From the entries that follow, pick out all lines holding "Real".

**EXCERPTED DATA**.
-- start --

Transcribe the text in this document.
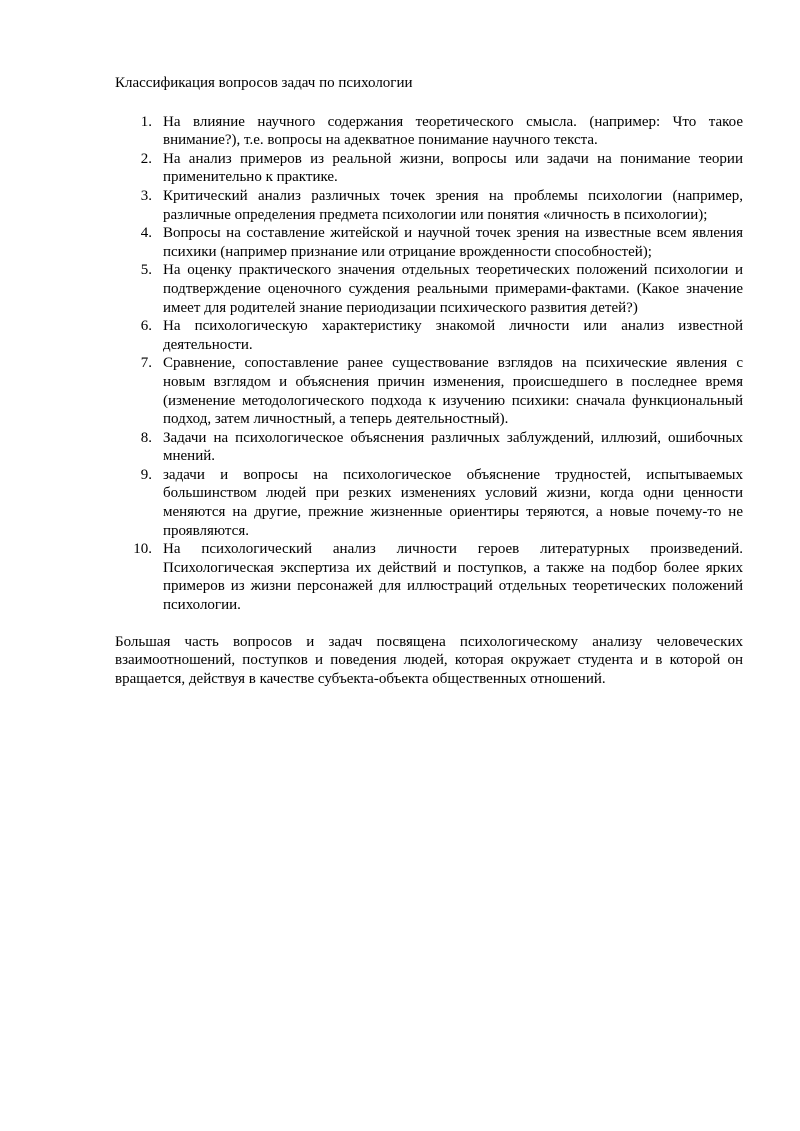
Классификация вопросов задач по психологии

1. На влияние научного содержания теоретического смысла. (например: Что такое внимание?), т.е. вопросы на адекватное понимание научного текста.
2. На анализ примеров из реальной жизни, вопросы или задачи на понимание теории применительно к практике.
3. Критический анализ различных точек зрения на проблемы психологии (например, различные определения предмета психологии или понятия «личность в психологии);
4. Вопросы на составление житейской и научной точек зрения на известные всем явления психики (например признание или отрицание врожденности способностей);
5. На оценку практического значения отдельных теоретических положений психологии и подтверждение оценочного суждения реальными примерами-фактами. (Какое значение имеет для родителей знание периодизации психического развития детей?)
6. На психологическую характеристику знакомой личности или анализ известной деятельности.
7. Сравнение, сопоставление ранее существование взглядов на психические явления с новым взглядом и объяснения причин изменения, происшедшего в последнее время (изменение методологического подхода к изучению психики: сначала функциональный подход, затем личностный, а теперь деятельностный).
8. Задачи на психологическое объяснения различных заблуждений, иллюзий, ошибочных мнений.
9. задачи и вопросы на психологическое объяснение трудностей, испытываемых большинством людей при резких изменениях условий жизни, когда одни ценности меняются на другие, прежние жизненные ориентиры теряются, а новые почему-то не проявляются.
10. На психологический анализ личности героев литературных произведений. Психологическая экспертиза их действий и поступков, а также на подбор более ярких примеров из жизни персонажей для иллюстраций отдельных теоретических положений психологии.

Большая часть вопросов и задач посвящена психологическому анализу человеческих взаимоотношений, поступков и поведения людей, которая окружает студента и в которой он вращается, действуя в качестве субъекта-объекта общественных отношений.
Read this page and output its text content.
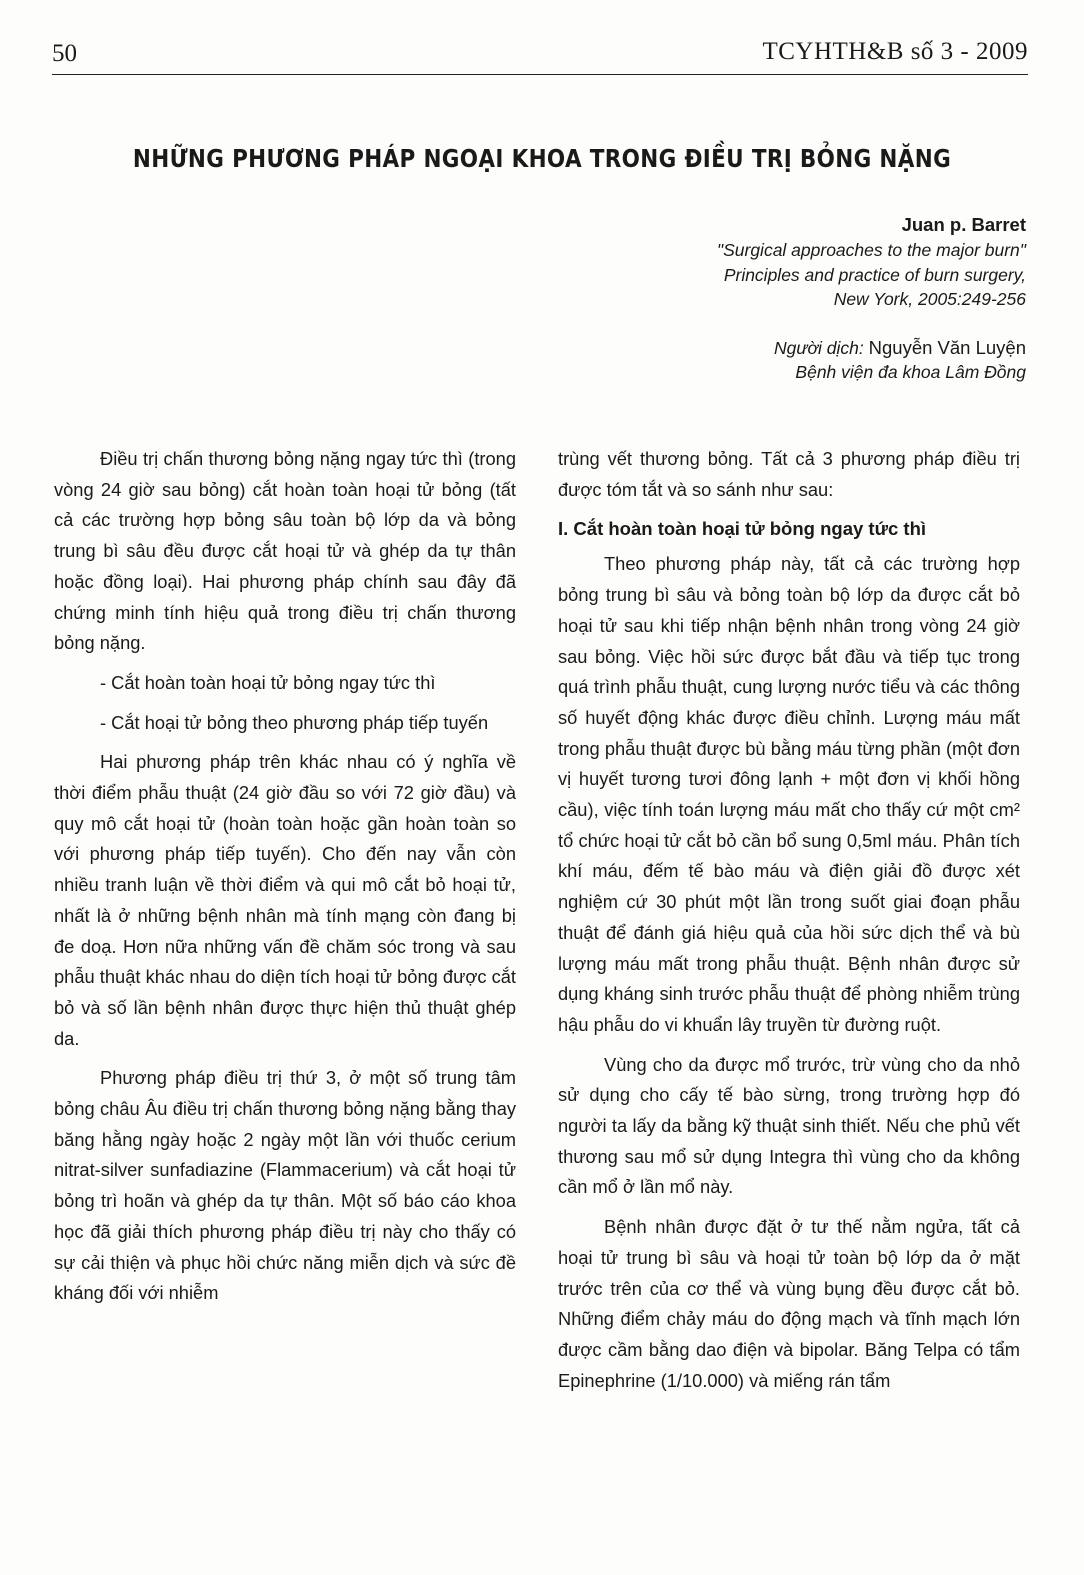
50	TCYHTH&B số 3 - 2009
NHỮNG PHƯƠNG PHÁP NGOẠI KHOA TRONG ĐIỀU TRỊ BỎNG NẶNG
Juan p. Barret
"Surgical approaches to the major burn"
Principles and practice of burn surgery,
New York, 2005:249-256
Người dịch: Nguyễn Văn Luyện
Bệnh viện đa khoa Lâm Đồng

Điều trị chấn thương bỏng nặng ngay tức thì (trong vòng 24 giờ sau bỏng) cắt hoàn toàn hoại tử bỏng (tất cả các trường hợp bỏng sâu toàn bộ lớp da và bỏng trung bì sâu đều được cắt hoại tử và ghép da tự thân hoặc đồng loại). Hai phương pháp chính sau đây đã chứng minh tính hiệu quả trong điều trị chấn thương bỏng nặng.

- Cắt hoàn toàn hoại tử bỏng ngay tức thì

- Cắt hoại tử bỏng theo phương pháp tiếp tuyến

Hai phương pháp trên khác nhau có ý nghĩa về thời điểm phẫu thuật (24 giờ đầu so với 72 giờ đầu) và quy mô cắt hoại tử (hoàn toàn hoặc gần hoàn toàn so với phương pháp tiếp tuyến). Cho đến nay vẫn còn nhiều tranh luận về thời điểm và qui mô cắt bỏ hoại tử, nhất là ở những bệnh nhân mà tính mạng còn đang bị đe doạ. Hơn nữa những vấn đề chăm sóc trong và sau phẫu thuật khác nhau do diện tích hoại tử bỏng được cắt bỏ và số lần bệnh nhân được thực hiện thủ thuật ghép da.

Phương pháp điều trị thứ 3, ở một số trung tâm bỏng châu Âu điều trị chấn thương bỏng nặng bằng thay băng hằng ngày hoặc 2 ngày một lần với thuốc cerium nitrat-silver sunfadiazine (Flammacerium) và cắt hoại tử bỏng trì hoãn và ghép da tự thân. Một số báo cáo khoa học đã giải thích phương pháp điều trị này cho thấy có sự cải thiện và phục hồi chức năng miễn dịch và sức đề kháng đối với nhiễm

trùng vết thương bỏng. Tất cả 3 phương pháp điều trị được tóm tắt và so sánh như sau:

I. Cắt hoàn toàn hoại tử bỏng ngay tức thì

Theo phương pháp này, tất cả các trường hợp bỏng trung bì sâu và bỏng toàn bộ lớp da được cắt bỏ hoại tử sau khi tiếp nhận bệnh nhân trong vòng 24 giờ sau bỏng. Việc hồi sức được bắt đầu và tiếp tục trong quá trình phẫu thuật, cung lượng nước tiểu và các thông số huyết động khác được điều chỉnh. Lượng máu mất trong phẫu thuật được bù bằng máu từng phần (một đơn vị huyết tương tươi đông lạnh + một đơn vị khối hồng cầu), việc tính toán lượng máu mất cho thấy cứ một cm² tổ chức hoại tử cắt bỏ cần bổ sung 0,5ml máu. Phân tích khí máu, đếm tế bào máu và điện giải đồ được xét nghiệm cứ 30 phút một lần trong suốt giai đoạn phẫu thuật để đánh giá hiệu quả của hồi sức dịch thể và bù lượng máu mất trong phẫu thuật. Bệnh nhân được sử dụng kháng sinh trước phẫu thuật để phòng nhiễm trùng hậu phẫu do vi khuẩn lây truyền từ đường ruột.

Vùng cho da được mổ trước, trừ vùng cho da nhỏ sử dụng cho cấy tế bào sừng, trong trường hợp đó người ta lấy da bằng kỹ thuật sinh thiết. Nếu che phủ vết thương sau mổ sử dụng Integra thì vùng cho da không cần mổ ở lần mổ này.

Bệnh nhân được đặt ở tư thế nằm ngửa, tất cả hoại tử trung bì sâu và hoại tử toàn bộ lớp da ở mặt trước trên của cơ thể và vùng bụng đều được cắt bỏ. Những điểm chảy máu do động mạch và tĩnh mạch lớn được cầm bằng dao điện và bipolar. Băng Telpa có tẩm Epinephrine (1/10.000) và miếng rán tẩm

-- end --
-- start --

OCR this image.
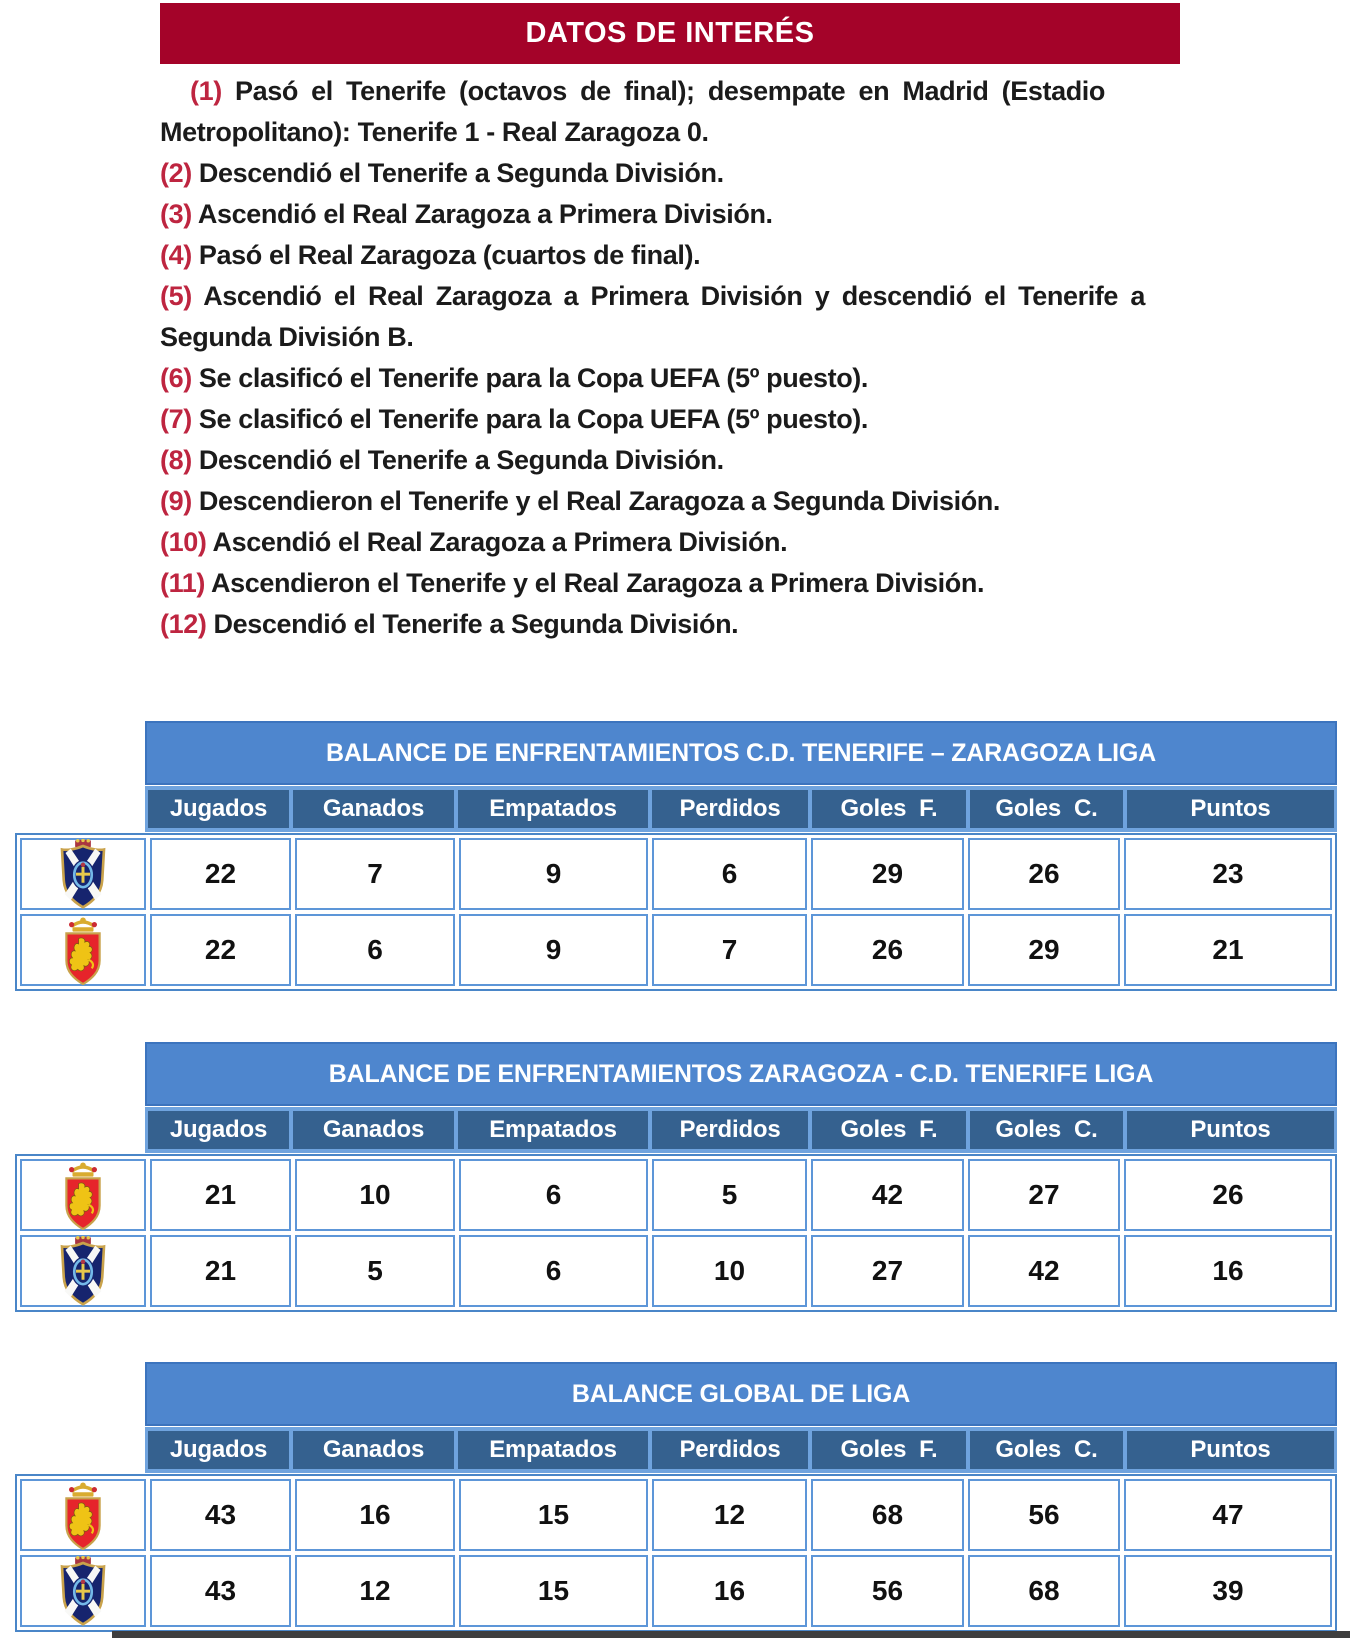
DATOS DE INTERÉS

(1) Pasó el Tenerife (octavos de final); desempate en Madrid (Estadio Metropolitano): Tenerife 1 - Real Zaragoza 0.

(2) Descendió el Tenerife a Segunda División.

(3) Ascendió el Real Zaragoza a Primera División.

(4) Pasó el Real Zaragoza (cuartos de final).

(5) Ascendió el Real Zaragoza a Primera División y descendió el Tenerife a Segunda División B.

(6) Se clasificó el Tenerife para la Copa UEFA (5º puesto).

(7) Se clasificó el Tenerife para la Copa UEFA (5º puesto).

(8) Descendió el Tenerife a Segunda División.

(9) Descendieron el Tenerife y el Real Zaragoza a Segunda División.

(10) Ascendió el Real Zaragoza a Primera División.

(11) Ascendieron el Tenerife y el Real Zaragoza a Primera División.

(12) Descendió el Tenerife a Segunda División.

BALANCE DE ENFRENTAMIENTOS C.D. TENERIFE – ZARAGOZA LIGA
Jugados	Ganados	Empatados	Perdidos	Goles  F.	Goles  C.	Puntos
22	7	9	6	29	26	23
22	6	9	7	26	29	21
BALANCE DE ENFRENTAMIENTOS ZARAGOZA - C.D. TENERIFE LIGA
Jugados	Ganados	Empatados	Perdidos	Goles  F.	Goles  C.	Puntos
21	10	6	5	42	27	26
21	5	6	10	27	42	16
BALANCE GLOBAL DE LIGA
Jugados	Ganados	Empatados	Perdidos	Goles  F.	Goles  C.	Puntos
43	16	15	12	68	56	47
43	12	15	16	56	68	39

-- end --

**EXERCISE RESULT**.
(1) Pasó el Tenerife (octavos de final); desempate en Madrid (Estadio Metropolitano): Tenerife 1 - Real Zaragoza 0.
(3) Ascendió el Real Zaragoza a Primera División.
(4) Pasó el Real Zaragoza (cuartos de final).
(5) Ascendió el Real Zaragoza a Primera División y descendió el Tenerife a Segunda División B.
(9) Descendieron el Tenerife y el Real Zaragoza a Segunda División.
(10) Ascendió el Real Zaragoza a Primera División.
(11) Ascendieron el Tenerife y el Real Zaragoza a Primera División.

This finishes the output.